# SUPPLIED DATA
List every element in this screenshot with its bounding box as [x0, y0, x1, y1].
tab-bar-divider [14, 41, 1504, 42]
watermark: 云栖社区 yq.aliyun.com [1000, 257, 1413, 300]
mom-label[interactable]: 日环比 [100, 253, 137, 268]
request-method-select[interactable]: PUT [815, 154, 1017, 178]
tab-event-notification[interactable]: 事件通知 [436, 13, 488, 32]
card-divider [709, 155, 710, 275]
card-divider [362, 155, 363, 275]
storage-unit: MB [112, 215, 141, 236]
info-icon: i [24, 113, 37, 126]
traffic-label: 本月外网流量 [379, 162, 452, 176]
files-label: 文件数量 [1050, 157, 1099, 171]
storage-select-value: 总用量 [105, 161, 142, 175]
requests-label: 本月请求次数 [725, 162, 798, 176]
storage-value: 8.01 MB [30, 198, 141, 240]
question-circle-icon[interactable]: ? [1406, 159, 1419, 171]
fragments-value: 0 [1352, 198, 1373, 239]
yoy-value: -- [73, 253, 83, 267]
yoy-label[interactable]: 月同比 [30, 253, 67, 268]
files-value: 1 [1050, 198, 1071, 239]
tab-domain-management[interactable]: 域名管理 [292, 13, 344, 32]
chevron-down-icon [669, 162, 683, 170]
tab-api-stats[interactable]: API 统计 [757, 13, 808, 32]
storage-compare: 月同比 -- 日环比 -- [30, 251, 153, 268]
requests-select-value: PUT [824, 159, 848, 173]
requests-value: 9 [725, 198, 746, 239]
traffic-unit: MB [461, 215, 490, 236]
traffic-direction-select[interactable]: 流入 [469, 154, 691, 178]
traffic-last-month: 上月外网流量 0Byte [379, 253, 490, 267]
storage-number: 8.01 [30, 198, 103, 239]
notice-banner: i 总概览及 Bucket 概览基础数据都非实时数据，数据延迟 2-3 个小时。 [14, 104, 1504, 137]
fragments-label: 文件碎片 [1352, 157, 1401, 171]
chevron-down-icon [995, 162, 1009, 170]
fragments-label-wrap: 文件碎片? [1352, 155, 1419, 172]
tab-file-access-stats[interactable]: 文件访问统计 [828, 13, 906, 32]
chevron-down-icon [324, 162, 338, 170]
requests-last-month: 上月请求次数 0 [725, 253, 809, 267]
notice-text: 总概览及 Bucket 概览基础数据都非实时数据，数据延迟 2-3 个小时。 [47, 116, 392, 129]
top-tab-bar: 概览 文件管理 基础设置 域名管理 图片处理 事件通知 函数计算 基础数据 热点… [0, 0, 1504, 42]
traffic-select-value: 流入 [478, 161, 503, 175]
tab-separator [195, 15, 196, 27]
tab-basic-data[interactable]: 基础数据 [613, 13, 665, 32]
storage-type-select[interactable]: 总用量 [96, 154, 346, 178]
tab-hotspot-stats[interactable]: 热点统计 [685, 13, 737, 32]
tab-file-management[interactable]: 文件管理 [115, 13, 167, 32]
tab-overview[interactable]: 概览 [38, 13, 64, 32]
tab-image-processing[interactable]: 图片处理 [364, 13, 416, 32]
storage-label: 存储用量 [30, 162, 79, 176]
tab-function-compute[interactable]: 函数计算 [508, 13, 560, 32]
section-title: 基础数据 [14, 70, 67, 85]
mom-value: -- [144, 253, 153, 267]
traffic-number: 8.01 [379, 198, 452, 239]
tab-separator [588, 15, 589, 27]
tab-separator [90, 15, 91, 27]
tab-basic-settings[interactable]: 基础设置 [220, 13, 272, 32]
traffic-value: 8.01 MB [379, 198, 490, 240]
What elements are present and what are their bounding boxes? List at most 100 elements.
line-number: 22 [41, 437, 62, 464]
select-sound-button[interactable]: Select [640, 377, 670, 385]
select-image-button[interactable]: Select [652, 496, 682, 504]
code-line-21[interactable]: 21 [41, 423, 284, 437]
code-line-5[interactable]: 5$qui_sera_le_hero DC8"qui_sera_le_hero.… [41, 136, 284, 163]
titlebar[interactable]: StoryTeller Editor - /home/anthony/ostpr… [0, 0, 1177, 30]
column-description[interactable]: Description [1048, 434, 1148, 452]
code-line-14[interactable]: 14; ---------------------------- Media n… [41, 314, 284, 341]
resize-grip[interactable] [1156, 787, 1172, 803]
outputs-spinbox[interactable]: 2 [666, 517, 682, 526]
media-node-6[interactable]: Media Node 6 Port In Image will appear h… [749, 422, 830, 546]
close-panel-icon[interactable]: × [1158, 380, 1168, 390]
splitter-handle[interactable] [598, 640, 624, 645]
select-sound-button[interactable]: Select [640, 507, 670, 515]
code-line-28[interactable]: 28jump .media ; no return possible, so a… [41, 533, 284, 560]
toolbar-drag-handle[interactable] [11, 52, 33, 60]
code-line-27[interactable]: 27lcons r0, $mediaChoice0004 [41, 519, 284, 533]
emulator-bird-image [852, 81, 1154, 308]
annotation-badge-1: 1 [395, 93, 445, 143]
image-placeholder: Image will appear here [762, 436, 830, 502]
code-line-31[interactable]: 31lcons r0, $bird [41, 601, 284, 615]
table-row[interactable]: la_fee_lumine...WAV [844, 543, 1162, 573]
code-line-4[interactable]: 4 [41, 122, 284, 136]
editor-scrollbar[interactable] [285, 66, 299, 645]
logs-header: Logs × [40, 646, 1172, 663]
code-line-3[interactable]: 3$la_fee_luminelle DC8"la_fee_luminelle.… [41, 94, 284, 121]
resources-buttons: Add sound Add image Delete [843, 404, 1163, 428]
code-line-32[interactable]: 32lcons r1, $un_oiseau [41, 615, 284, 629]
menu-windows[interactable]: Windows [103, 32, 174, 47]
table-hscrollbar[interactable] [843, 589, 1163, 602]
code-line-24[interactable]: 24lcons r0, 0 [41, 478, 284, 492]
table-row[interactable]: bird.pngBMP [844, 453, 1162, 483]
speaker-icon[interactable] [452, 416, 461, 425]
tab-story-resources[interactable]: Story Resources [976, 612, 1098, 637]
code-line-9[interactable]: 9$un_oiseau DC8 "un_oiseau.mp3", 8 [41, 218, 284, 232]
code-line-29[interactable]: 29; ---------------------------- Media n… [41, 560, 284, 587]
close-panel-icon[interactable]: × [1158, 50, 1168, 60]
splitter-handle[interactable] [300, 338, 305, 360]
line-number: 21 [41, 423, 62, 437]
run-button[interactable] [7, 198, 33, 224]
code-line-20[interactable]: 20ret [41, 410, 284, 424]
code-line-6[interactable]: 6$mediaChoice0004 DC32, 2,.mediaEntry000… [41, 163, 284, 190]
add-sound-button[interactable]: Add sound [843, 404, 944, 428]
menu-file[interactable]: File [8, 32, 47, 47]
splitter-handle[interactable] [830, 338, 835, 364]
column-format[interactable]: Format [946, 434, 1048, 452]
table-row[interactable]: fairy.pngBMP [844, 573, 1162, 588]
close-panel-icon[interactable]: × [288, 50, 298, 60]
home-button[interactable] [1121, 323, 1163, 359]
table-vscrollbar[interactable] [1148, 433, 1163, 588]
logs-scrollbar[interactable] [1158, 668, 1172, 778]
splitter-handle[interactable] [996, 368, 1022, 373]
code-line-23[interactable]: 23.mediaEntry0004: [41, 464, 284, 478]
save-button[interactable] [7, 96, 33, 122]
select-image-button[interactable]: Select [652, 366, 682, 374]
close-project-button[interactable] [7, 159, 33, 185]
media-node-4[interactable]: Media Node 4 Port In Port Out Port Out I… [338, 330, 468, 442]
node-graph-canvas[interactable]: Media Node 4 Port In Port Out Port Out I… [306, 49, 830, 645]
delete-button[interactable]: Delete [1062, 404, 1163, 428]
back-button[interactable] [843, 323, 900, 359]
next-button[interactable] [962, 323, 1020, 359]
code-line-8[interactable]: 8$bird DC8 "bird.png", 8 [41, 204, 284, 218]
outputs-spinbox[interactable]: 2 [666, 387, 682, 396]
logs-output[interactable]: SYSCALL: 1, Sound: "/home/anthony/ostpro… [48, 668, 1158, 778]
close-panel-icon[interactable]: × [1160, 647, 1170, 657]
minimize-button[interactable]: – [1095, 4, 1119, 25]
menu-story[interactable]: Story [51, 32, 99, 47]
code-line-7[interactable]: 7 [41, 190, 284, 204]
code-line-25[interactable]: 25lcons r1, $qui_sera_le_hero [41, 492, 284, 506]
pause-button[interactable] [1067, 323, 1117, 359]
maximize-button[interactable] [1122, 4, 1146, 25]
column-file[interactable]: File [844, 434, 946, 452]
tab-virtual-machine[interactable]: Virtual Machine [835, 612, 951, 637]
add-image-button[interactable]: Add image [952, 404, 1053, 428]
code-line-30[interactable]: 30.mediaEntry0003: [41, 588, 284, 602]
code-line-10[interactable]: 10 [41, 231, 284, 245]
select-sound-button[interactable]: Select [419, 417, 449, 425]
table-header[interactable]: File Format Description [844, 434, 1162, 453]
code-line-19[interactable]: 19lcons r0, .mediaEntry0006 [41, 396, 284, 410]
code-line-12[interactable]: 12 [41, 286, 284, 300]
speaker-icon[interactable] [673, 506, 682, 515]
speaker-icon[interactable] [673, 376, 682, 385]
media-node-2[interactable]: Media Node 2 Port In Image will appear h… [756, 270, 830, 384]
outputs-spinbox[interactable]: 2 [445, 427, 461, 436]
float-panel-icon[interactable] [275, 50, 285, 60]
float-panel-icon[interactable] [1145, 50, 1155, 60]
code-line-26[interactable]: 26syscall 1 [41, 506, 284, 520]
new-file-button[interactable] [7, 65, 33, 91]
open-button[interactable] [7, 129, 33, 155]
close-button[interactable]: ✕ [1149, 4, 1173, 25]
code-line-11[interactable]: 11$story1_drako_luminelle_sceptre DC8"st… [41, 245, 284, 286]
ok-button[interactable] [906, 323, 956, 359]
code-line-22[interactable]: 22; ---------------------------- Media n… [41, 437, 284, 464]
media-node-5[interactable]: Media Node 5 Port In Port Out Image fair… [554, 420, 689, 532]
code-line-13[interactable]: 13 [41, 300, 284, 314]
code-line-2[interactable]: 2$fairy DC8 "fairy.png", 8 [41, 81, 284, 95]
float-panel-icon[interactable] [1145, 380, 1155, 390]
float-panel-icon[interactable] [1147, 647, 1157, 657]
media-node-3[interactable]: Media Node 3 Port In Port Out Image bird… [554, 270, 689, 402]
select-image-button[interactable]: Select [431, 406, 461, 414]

# OBJECTIVE
Could you put the lines, starting at the very first one and ending at the one containing "chevron-down-icon [324, 162, 338, 170]", into a Markdown table with the columns Row and Line, numbering each row and leaving out any blank lines?

# RESULT OF THIS EXERCISE
| Row | Line |
|---|---|
| 1 | List every element in this screenshot with its bounding box as [x0, y0, x1, y1]. |
| 2 | tab-bar-divider [14, 41, 1504, 42] |
| 3 | watermark: 云栖社区 yq.aliyun.com [1000, 257, 1413, 300] |
| 4 | mom-label[interactable]: 日环比 [100, 253, 137, 268] |
| 5 | request-method-select[interactable]: PUT [815, 154, 1017, 178] |
| 6 | tab-event-notification[interactable]: 事件通知 [436, 13, 488, 32] |
| 7 | card-divider [709, 155, 710, 275] |
| 8 | card-divider [362, 155, 363, 275] |
| 9 | storage-unit: MB [112, 215, 141, 236] |
| 10 | info-icon: i [24, 113, 37, 126] |
| 11 | traffic-label: 本月外网流量 [379, 162, 452, 176] |
| 12 | files-label: 文件数量 [1050, 157, 1099, 171] |
| 13 | storage-select-value: 总用量 [105, 161, 142, 175] |
| 14 | requests-label: 本月请求次数 [725, 162, 798, 176] |
| 15 | storage-value: 8.01 MB [30, 198, 141, 240] |
| 16 | question-circle-icon[interactable]: ? [1406, 159, 1419, 171] |
| 17 | fragments-value: 0 [1352, 198, 1373, 239] |
| 18 | yoy-value: -- [73, 253, 83, 267] |
| 19 | yoy-label[interactable]: 月同比 [30, 253, 67, 268] |
| 20 | files-value: 1 [1050, 198, 1071, 239] |
| 21 | tab-domain-management[interactable]: 域名管理 [292, 13, 344, 32] |
| 22 | chevron-down-icon [669, 162, 683, 170] |
| 23 | tab-api-stats[interactable]: API 统计 [757, 13, 808, 32] |
| 24 | storage-compare: 月同比 -- 日环比 -- [30, 251, 153, 268] |
| 25 | requests-select-value: PUT [824, 159, 848, 173] |
| 26 | requests-value: 9 [725, 198, 746, 239] |
| 27 | traffic-unit: MB [461, 215, 490, 236] |
| 28 | traffic-direction-select[interactable]: 流入 [469, 154, 691, 178] |
| 29 | traffic-last-month: 上月外网流量 0Byte [379, 253, 490, 267] |
| 30 | storage-number: 8.01 [30, 198, 103, 239] |
| 31 | notice-banner: i 总概览及 Bucket 概览基础数据都非实时数据，数据延迟 2-3 个小时。 [14, 104, 1504, 137] |
| 32 | fragments-label: 文件碎片 [1352, 157, 1401, 171] |
| 33 | chevron-down-icon [995, 162, 1009, 170] |
| 34 | fragments-label-wrap: 文件碎片? [1352, 155, 1419, 172] |
| 35 | tab-file-access-stats[interactable]: 文件访问统计 [828, 13, 906, 32] |
| 36 | chevron-down-icon [324, 162, 338, 170] |